◆ Task requirements:
Every record should be repeated exactly, except that pictures are left out.

********

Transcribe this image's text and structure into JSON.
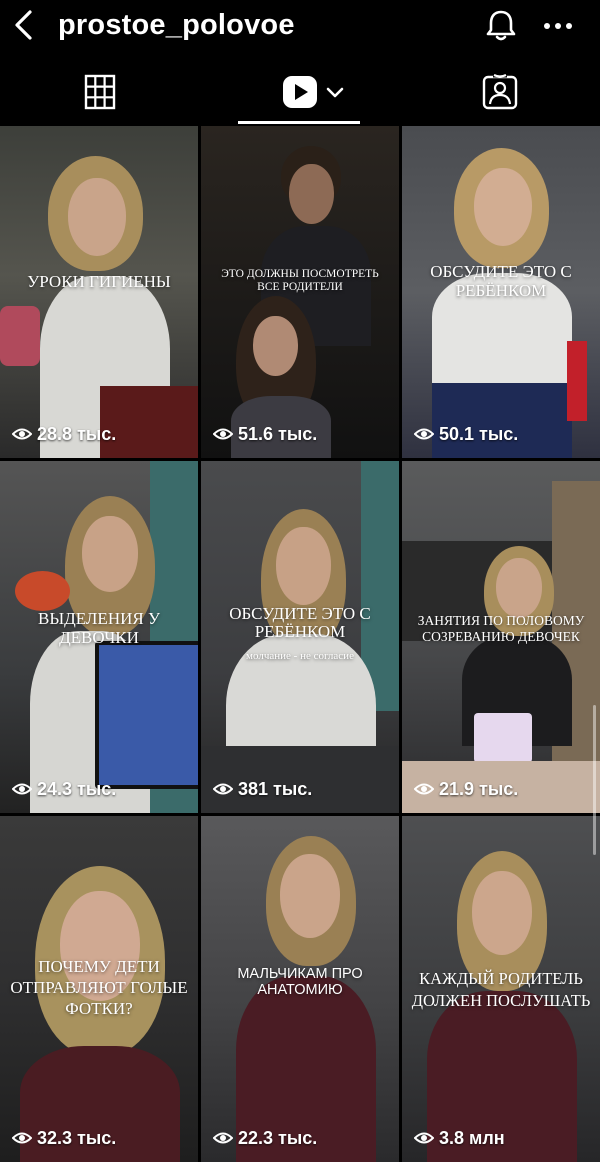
{
  "header": {
    "username": "prostoe_polovoe",
    "back_icon": "chevron-left-icon",
    "bell_icon": "bell-icon",
    "more_icon": "more-horizontal-icon"
  },
  "tabs": [
    {
      "name": "grid",
      "icon": "grid-icon",
      "active": false
    },
    {
      "name": "reels",
      "icon": "reels-icon",
      "active": true
    },
    {
      "name": "tagged",
      "icon": "tagged-person-icon",
      "active": false
    }
  ],
  "reels": [
    {
      "title": "УРОКИ ГИГИЕНЫ",
      "views": "28.8 тыс."
    },
    {
      "title": "ЭТО ДОЛЖНЫ ПОСМОТРЕТЬ ВСЕ РОДИТЕЛИ",
      "views": "51.6 тыс."
    },
    {
      "title": "ОБСУДИТЕ ЭТО С РЕБЁНКОМ",
      "views": "50.1 тыс."
    },
    {
      "title": "ВЫДЕЛЕНИЯ У ДЕВОЧКИ",
      "views": "24.3 тыс."
    },
    {
      "title": "ОБСУДИТЕ ЭТО С РЕБЁНКОМ",
      "subtitle": "молчание - не согласие",
      "views": "381 тыс."
    },
    {
      "title": "ЗАНЯТИЯ ПО ПОЛОВОМУ СОЗРЕВАНИЮ ДЕВОЧЕК",
      "views": "21.9 тыс."
    },
    {
      "title": "ПОЧЕМУ ДЕТИ ОТПРАВЛЯЮТ ГОЛЫЕ ФОТКИ?",
      "views": "32.3 тыс."
    },
    {
      "title": "МАЛЬЧИКАМ ПРО АНАТОМИЮ",
      "views": "22.3 тыс."
    },
    {
      "title": "КАЖДЫЙ РОДИТЕЛЬ ДОЛЖЕН ПОСЛУШАТЬ",
      "views": "3.8 млн"
    }
  ],
  "colors": {
    "background": "#000000",
    "text": "#ffffff"
  }
}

********

◆ Exercise answer:
Transcribe this image's text and structure into JSON.
{
  "header": {
    "username": "prostoe_polovoe",
    "back_icon": "chevron-left-icon",
    "bell_icon": "bell-icon",
    "more_icon": "more-horizontal-icon"
  },
  "tabs": [
    {
      "name": "grid",
      "icon": "grid-icon",
      "active": false
    },
    {
      "name": "reels",
      "icon": "reels-icon",
      "active": true
    },
    {
      "name": "tagged",
      "icon": "tagged-person-icon",
      "active": false
    }
  ],
  "reels": [
    {
      "title": "УРОКИ ГИГИЕНЫ",
      "views": "28.8 тыс."
    },
    {
      "title": "ЭТО ДОЛЖНЫ ПОСМОТРЕТЬ ВСЕ РОДИТЕЛИ",
      "views": "51.6 тыс."
    },
    {
      "title": "ОБСУДИТЕ ЭТО С РЕБЁНКОМ",
      "views": "50.1 тыс."
    },
    {
      "title": "ВЫДЕЛЕНИЯ У ДЕВОЧКИ",
      "views": "24.3 тыс."
    },
    {
      "title": "ОБСУДИТЕ ЭТО С РЕБЁНКОМ",
      "subtitle": "молчание - не согласие",
      "views": "381 тыс."
    },
    {
      "title": "ЗАНЯТИЯ ПО ПОЛОВОМУ СОЗРЕВАНИЮ ДЕВОЧЕК",
      "views": "21.9 тыс."
    },
    {
      "title": "ПОЧЕМУ ДЕТИ ОТПРАВЛЯЮТ ГОЛЫЕ ФОТКИ?",
      "views": "32.3 тыс."
    },
    {
      "title": "МАЛЬЧИКАМ ПРО АНАТОМИЮ",
      "views": "22.3 тыс."
    },
    {
      "title": "КАЖДЫЙ РОДИТЕЛЬ ДОЛЖЕН ПОСЛУШАТЬ",
      "views": "3.8 млн"
    }
  ],
  "colors": {
    "background": "#000000",
    "text": "#ffffff"
  }
}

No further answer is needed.